**EXERCISE:**
Leaving out the pictures, retype all the material exactly.

**RAW DATA:**
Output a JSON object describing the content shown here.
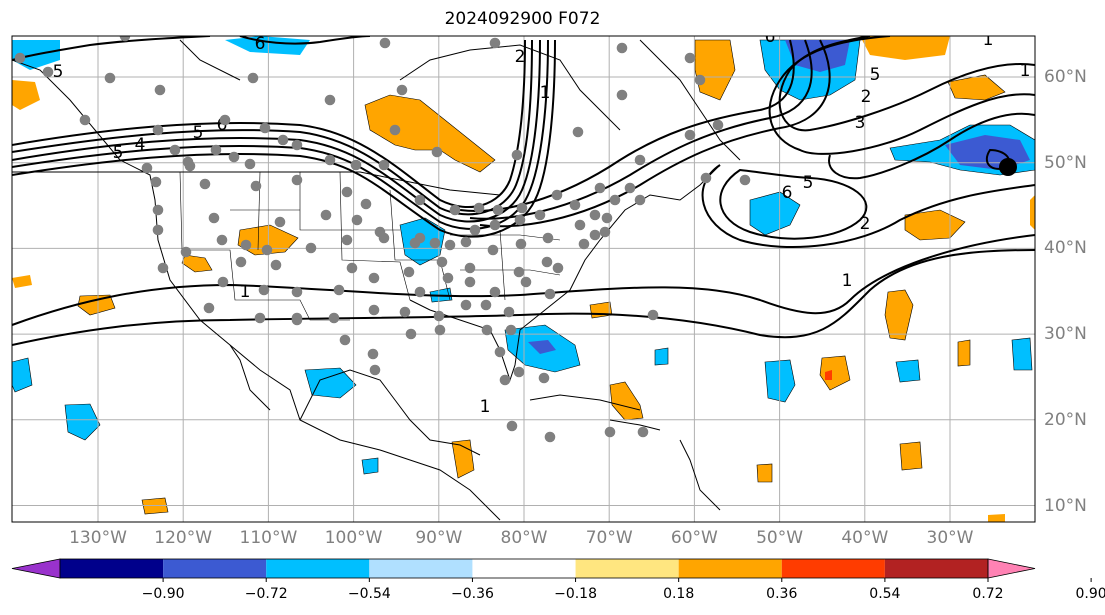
{
  "title": "2024092900 F072",
  "map": {
    "lon_labels": [
      {
        "lon": -130,
        "label": "130°W"
      },
      {
        "lon": -120,
        "label": "120°W"
      },
      {
        "lon": -110,
        "label": "110°W"
      },
      {
        "lon": -100,
        "label": "100°W"
      },
      {
        "lon": -90,
        "label": "90°W"
      },
      {
        "lon": -80,
        "label": "80°W"
      },
      {
        "lon": -70,
        "label": "70°W"
      },
      {
        "lon": -60,
        "label": "60°W"
      },
      {
        "lon": -50,
        "label": "50°W"
      },
      {
        "lon": -40,
        "label": "40°W"
      },
      {
        "lon": -30,
        "label": "30°W"
      }
    ],
    "lat_labels": [
      {
        "lat": 60,
        "label": "60°N"
      },
      {
        "lat": 50,
        "label": "50°N"
      },
      {
        "lat": 40,
        "label": "40°N"
      },
      {
        "lat": 30,
        "label": "30°N"
      },
      {
        "lat": 20,
        "label": "20°N"
      },
      {
        "lat": 10,
        "label": "10°N"
      }
    ],
    "contour_labels": [
      "1",
      "1",
      "2",
      "5",
      "6",
      "1",
      "2",
      "3",
      "5",
      "6",
      "5",
      "1",
      "6",
      "5",
      "1",
      "2",
      "4",
      "5",
      "6",
      "1"
    ],
    "colors": {
      "grid": "#b0b0b0",
      "station_dot": "#808080",
      "contour": "#000000",
      "coast": "#000000"
    }
  },
  "colorbar": {
    "ticks": [
      "−0.90",
      "−0.72",
      "−0.54",
      "−0.36",
      "−0.18",
      "0.18",
      "0.36",
      "0.54",
      "0.72",
      "0.90"
    ],
    "colors": [
      "#9932cc",
      "#00008b",
      "#3c5ad2",
      "#00bfff",
      "#b0e0ff",
      "#ffffff",
      "#ffe680",
      "#ffa500",
      "#ff3c00",
      "#b22222",
      "#ff82b4"
    ]
  }
}
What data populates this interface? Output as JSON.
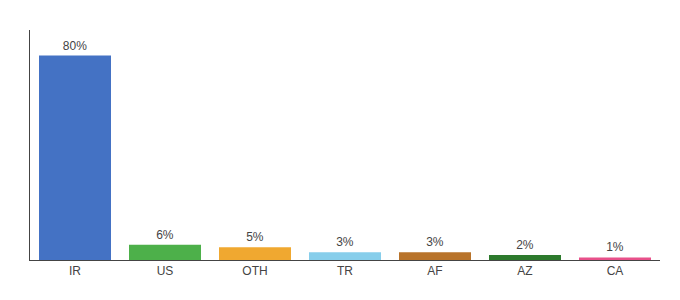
{
  "chart_data": {
    "type": "bar",
    "categories": [
      "IR",
      "US",
      "OTH",
      "TR",
      "AF",
      "AZ",
      "CA"
    ],
    "values": [
      80,
      6,
      5,
      3,
      3,
      2,
      1
    ],
    "value_labels": [
      "80%",
      "6%",
      "5%",
      "3%",
      "3%",
      "2%",
      "1%"
    ],
    "colors": [
      "#4472c4",
      "#4db04a",
      "#f0a830",
      "#87ceeb",
      "#b8732a",
      "#2d7a2d",
      "#e8508a"
    ],
    "ylim": [
      0,
      90
    ],
    "data_labels": true,
    "tick_labels": "x",
    "grid": false
  }
}
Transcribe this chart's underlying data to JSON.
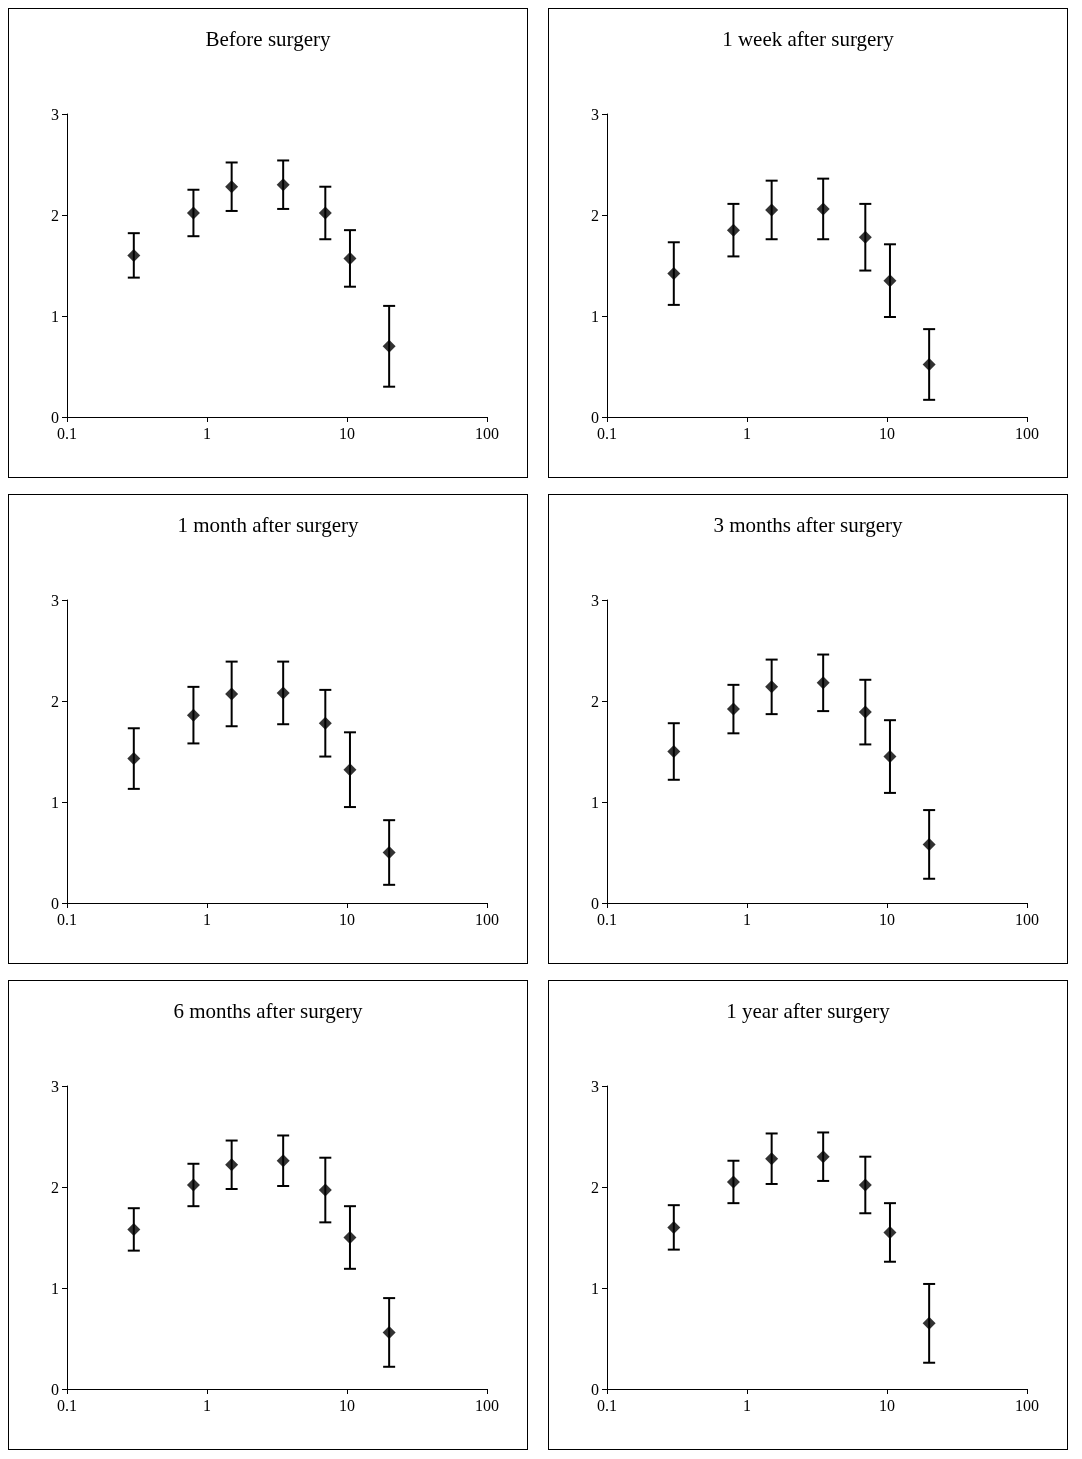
{
  "chart_data": [
    {
      "type": "scatter",
      "title": "Before surgery",
      "x": [
        0.3,
        0.8,
        1.5,
        3.5,
        7,
        10.5,
        20
      ],
      "values": [
        1.6,
        2.02,
        2.28,
        2.3,
        2.02,
        1.57,
        0.7
      ],
      "errors": [
        0.22,
        0.23,
        0.24,
        0.24,
        0.26,
        0.28,
        0.4
      ],
      "color": "#000000",
      "marker": "diamond",
      "log": "x",
      "xlim": [
        0.1,
        100
      ],
      "xticks": [
        0.1,
        1,
        10,
        100
      ],
      "ylim": [
        0,
        3
      ],
      "yticks": [
        0,
        1,
        2,
        3
      ]
    },
    {
      "type": "scatter",
      "title": "1 week after surgery",
      "x": [
        0.3,
        0.8,
        1.5,
        3.5,
        7,
        10.5,
        20
      ],
      "values": [
        1.42,
        1.85,
        2.05,
        2.06,
        1.78,
        1.35,
        0.52
      ],
      "errors": [
        0.31,
        0.26,
        0.29,
        0.3,
        0.33,
        0.36,
        0.35
      ],
      "color": "#000000",
      "marker": "diamond",
      "log": "x",
      "xlim": [
        0.1,
        100
      ],
      "xticks": [
        0.1,
        1,
        10,
        100
      ],
      "ylim": [
        0,
        3
      ],
      "yticks": [
        0,
        1,
        2,
        3
      ]
    },
    {
      "type": "scatter",
      "title": "1 month after surgery",
      "x": [
        0.3,
        0.8,
        1.5,
        3.5,
        7,
        10.5,
        20
      ],
      "values": [
        1.43,
        1.86,
        2.07,
        2.08,
        1.78,
        1.32,
        0.5
      ],
      "errors": [
        0.3,
        0.28,
        0.32,
        0.31,
        0.33,
        0.37,
        0.32
      ],
      "color": "#000000",
      "marker": "diamond",
      "log": "x",
      "xlim": [
        0.1,
        100
      ],
      "xticks": [
        0.1,
        1,
        10,
        100
      ],
      "ylim": [
        0,
        3
      ],
      "yticks": [
        0,
        1,
        2,
        3
      ]
    },
    {
      "type": "scatter",
      "title": "3 months after surgery",
      "x": [
        0.3,
        0.8,
        1.5,
        3.5,
        7,
        10.5,
        20
      ],
      "values": [
        1.5,
        1.92,
        2.14,
        2.18,
        1.89,
        1.45,
        0.58
      ],
      "errors": [
        0.28,
        0.24,
        0.27,
        0.28,
        0.32,
        0.36,
        0.34
      ],
      "color": "#000000",
      "marker": "diamond",
      "log": "x",
      "xlim": [
        0.1,
        100
      ],
      "xticks": [
        0.1,
        1,
        10,
        100
      ],
      "ylim": [
        0,
        3
      ],
      "yticks": [
        0,
        1,
        2,
        3
      ]
    },
    {
      "type": "scatter",
      "title": "6 months after surgery",
      "x": [
        0.3,
        0.8,
        1.5,
        3.5,
        7,
        10.5,
        20
      ],
      "values": [
        1.58,
        2.02,
        2.22,
        2.26,
        1.97,
        1.5,
        0.56
      ],
      "errors": [
        0.21,
        0.21,
        0.24,
        0.25,
        0.32,
        0.31,
        0.34
      ],
      "color": "#000000",
      "marker": "diamond",
      "log": "x",
      "xlim": [
        0.1,
        100
      ],
      "xticks": [
        0.1,
        1,
        10,
        100
      ],
      "ylim": [
        0,
        3
      ],
      "yticks": [
        0,
        1,
        2,
        3
      ]
    },
    {
      "type": "scatter",
      "title": "1 year after surgery",
      "x": [
        0.3,
        0.8,
        1.5,
        3.5,
        7,
        10.5,
        20
      ],
      "values": [
        1.6,
        2.05,
        2.28,
        2.3,
        2.02,
        1.55,
        0.65
      ],
      "errors": [
        0.22,
        0.21,
        0.25,
        0.24,
        0.28,
        0.29,
        0.39
      ],
      "color": "#000000",
      "marker": "diamond",
      "log": "x",
      "xlim": [
        0.1,
        100
      ],
      "xticks": [
        0.1,
        1,
        10,
        100
      ],
      "ylim": [
        0,
        3
      ],
      "yticks": [
        0,
        1,
        2,
        3
      ]
    }
  ]
}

**ANSWER TO THIS PROBLEM:**
Output a JSON object describing the content shown here.
{
  "title": "2024092900 F072",
  "map": {
    "lon_labels": [
      {
        "lon": -130,
        "label": "130°W"
      },
      {
        "lon": -120,
        "label": "120°W"
      },
      {
        "lon": -110,
        "label": "110°W"
      },
      {
        "lon": -100,
        "label": "100°W"
      },
      {
        "lon": -90,
        "label": "90°W"
      },
      {
        "lon": -80,
        "label": "80°W"
      },
      {
        "lon": -70,
        "label": "70°W"
      },
      {
        "lon": -60,
        "label": "60°W"
      },
      {
        "lon": -50,
        "label": "50°W"
      },
      {
        "lon": -40,
        "label": "40°W"
      },
      {
        "lon": -30,
        "label": "30°W"
      }
    ],
    "lat_labels": [
      {
        "lat": 60,
        "label": "60°N"
      },
      {
        "lat": 50,
        "label": "50°N"
      },
      {
        "lat": 40,
        "label": "40°N"
      },
      {
        "lat": 30,
        "label": "30°N"
      },
      {
        "lat": 20,
        "label": "20°N"
      },
      {
        "lat": 10,
        "label": "10°N"
      }
    ],
    "contour_labels": [
      "1",
      "1",
      "2",
      "5",
      "6",
      "1",
      "2",
      "3",
      "5",
      "6",
      "5",
      "1",
      "6",
      "5",
      "1",
      "2",
      "4",
      "5",
      "6",
      "1"
    ],
    "colors": {
      "grid": "#b0b0b0",
      "station_dot": "#808080",
      "contour": "#000000",
      "coast": "#000000"
    }
  },
  "colorbar": {
    "ticks": [
      "−0.90",
      "−0.72",
      "−0.54",
      "−0.36",
      "−0.18",
      "0.18",
      "0.36",
      "0.54",
      "0.72",
      "0.90"
    ],
    "colors": [
      "#9932cc",
      "#00008b",
      "#3c5ad2",
      "#00bfff",
      "#b0e0ff",
      "#ffffff",
      "#ffe680",
      "#ffa500",
      "#ff3c00",
      "#b22222",
      "#ff82b4"
    ]
  }
}
What data populates this interface? Output as JSON.
{
  "chart_data": {
    "type": "bar",
    "categories": [
      "IR",
      "US",
      "OTH",
      "TR",
      "AF",
      "AZ",
      "CA"
    ],
    "values": [
      80,
      6,
      5,
      3,
      3,
      2,
      1
    ],
    "value_labels": [
      "80%",
      "6%",
      "5%",
      "3%",
      "3%",
      "2%",
      "1%"
    ],
    "colors": [
      "#4472c4",
      "#4db04a",
      "#f0a830",
      "#87ceeb",
      "#b8732a",
      "#2d7a2d",
      "#e8508a"
    ],
    "ylim": [
      0,
      90
    ],
    "data_labels": true,
    "tick_labels": "x",
    "grid": false
  }
}
Transcribe this chart's underlying data to JSON.
{
  "chart_data": [
    {
      "type": "scatter",
      "title": "Before surgery",
      "x": [
        0.3,
        0.8,
        1.5,
        3.5,
        7,
        10.5,
        20
      ],
      "values": [
        1.6,
        2.02,
        2.28,
        2.3,
        2.02,
        1.57,
        0.7
      ],
      "errors": [
        0.22,
        0.23,
        0.24,
        0.24,
        0.26,
        0.28,
        0.4
      ],
      "color": "#000000",
      "marker": "diamond",
      "log": "x",
      "xlim": [
        0.1,
        100
      ],
      "xticks": [
        0.1,
        1,
        10,
        100
      ],
      "ylim": [
        0,
        3
      ],
      "yticks": [
        0,
        1,
        2,
        3
      ]
    },
    {
      "type": "scatter",
      "title": "1 week after surgery",
      "x": [
        0.3,
        0.8,
        1.5,
        3.5,
        7,
        10.5,
        20
      ],
      "values": [
        1.42,
        1.85,
        2.05,
        2.06,
        1.78,
        1.35,
        0.52
      ],
      "errors": [
        0.31,
        0.26,
        0.29,
        0.3,
        0.33,
        0.36,
        0.35
      ],
      "color": "#000000",
      "marker": "diamond",
      "log": "x",
      "xlim": [
        0.1,
        100
      ],
      "xticks": [
        0.1,
        1,
        10,
        100
      ],
      "ylim": [
        0,
        3
      ],
      "yticks": [
        0,
        1,
        2,
        3
      ]
    },
    {
      "type": "scatter",
      "title": "1 month after surgery",
      "x": [
        0.3,
        0.8,
        1.5,
        3.5,
        7,
        10.5,
        20
      ],
      "values": [
        1.43,
        1.86,
        2.07,
        2.08,
        1.78,
        1.32,
        0.5
      ],
      "errors": [
        0.3,
        0.28,
        0.32,
        0.31,
        0.33,
        0.37,
        0.32
      ],
      "color": "#000000",
      "marker": "diamond",
      "log": "x",
      "xlim": [
        0.1,
        100
      ],
      "xticks": [
        0.1,
        1,
        10,
        100
      ],
      "ylim": [
        0,
        3
      ],
      "yticks": [
        0,
        1,
        2,
        3
      ]
    },
    {
      "type": "scatter",
      "title": "3 months after surgery",
      "x": [
        0.3,
        0.8,
        1.5,
        3.5,
        7,
        10.5,
        20
      ],
      "values": [
        1.5,
        1.92,
        2.14,
        2.18,
        1.89,
        1.45,
        0.58
      ],
      "errors": [
        0.28,
        0.24,
        0.27,
        0.28,
        0.32,
        0.36,
        0.34
      ],
      "color": "#000000",
      "marker": "diamond",
      "log": "x",
      "xlim": [
        0.1,
        100
      ],
      "xticks": [
        0.1,
        1,
        10,
        100
      ],
      "ylim": [
        0,
        3
      ],
      "yticks": [
        0,
        1,
        2,
        3
      ]
    },
    {
      "type": "scatter",
      "title": "6 months after surgery",
      "x": [
        0.3,
        0.8,
        1.5,
        3.5,
        7,
        10.5,
        20
      ],
      "values": [
        1.58,
        2.02,
        2.22,
        2.26,
        1.97,
        1.5,
        0.56
      ],
      "errors": [
        0.21,
        0.21,
        0.24,
        0.25,
        0.32,
        0.31,
        0.34
      ],
      "color": "#000000",
      "marker": "diamond",
      "log": "x",
      "xlim": [
        0.1,
        100
      ],
      "xticks": [
        0.1,
        1,
        10,
        100
      ],
      "ylim": [
        0,
        3
      ],
      "yticks": [
        0,
        1,
        2,
        3
      ]
    },
    {
      "type": "scatter",
      "title": "1 year after surgery",
      "x": [
        0.3,
        0.8,
        1.5,
        3.5,
        7,
        10.5,
        20
      ],
      "values": [
        1.6,
        2.05,
        2.28,
        2.3,
        2.02,
        1.55,
        0.65
      ],
      "errors": [
        0.22,
        0.21,
        0.25,
        0.24,
        0.28,
        0.29,
        0.39
      ],
      "color": "#000000",
      "marker": "diamond",
      "log": "x",
      "xlim": [
        0.1,
        100
      ],
      "xticks": [
        0.1,
        1,
        10,
        100
      ],
      "ylim": [
        0,
        3
      ],
      "yticks": [
        0,
        1,
        2,
        3
      ]
    }
  ]
}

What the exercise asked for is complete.